Documento de origem:
::::::
Inocentemente achei que por minha deficiência ser tão visível, quando eu estivesse passeando com Gal na minha cadeira de rodas, inibiria os que insistem em frisar que sentem pena da cachorra com deficiência. Errei feio. Como bem disse Maíra: do crente ao ateu, ninguém explica a necessidade que as pessoas têm de fazer comentários cheios de dó. Mesmo quando explicamos que é possível viver bem nesse mundo sem todos os membros ou funções, há quem ache que muito falta a Gal. Percebi que, quando opinam sobre a perna torta de Gal, não se importam se aquilo pode também depor sobre o que pensam de alguém como eu. Se acham ruim o estado de Gal, que é bem serelepe e danada, imaginem o que pensam sobre mim, que não tenho a mesma independência e mobilidade.
Acho que parte da necessidade que as pessoas têm de indicar que lamentam a deficiência de Gal vem da incapacidade que têm em conviver com suas próprias faltas. O olhar já está tão viciado no que lhes desagrada que são incapazes de usufruir da beleza de uma cachorrinha com deficiência contente. O quê o fato de Gal ser plena com o que tem diria sobre a inabilidade destas pessoas em conviver com o que gostariam que fosse melhor em si mesmas? Apontar a deficiência como algo tão lamentável reforça o quanto consideram que qualquer desvio é intransponível no caminho de se satisfazer.
::::::
Exercício proposto A:
Reproduza, no texto sobre a cachorra Gal, tudo o que vai de "Acho que parte" até "de se satisfazer.".
Exercício proposto B:
Resuma em duas frases o texto sobre a cachorra Gal.
Exercício proposto C:
Segundo o texto sobre a cachorra Gal, quem disse que ninguém explica a necessidade que as pessoas têm de fazer comentários cheios de dó?
Os dados não são necessários.

Dados exibidos:
::::::
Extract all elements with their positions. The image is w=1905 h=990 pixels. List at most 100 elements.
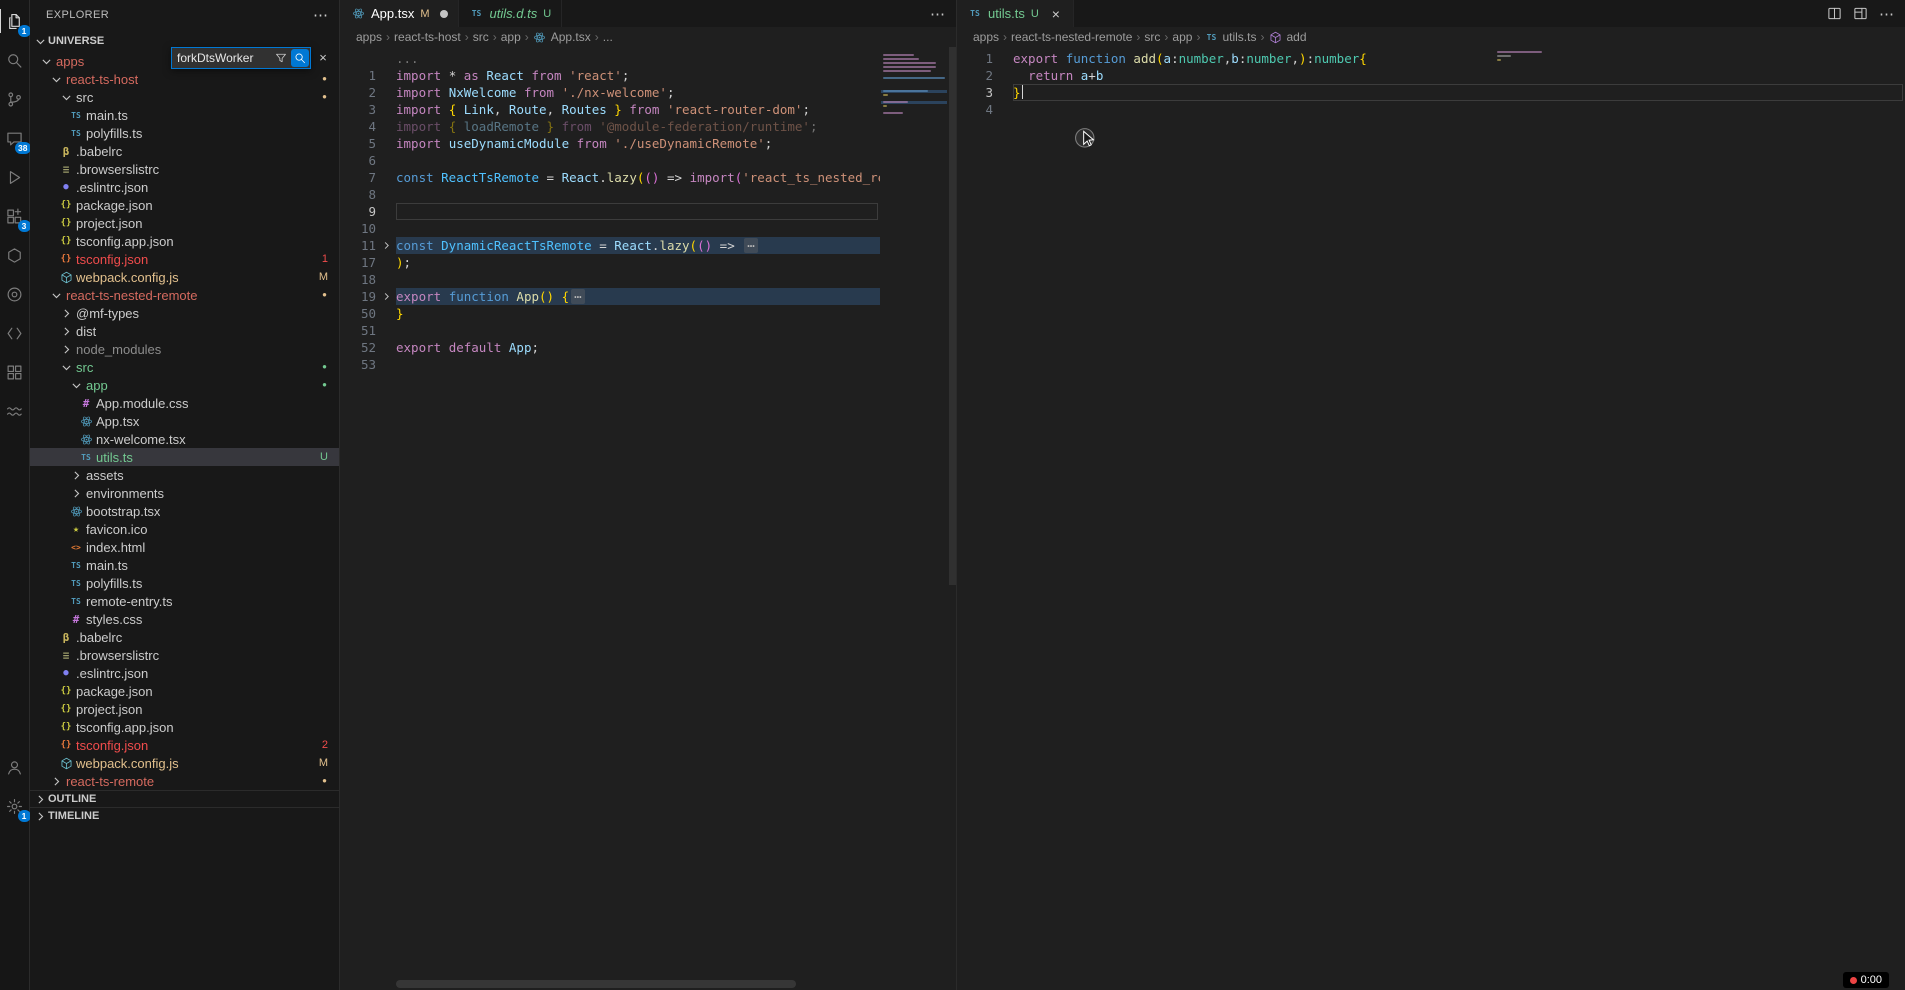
::::::
Resposta correta A:
Acho que parte da necessidade que as pessoas têm de indicar que lamentam a deficiência de Gal vem da incapacidade que têm em conviver com suas próprias faltas. O olhar já está tão viciado no que lhes desagrada que são incapazes de usufruir da beleza de uma cachorrinha com deficiência contente. O quê o fato de Gal ser plena com o que tem diria sobre a inabilidade destas pessoas em conviver com o que gostariam que fosse melhor em si mesmas? Apontar a deficiência como algo tão lamentável reforça o quanto consideram que qualquer desvio é intransponível no caminho de se satisfazer.

Resposta correta B:
O texto relata que a deficiência visível de quem passeia com Gal em uma cadeira de rodas não inibe os comentários de pena sobre a cachorra, e esses comentários também revelam o que as pessoas pensam de alguém com menos independência e mobilidade. Sugere ainda que parte dessa necessidade de lamentar a deficiência de Gal vem da incapacidade das pessoas de conviver com as próprias faltas.

Resposta correta C:
Maíra.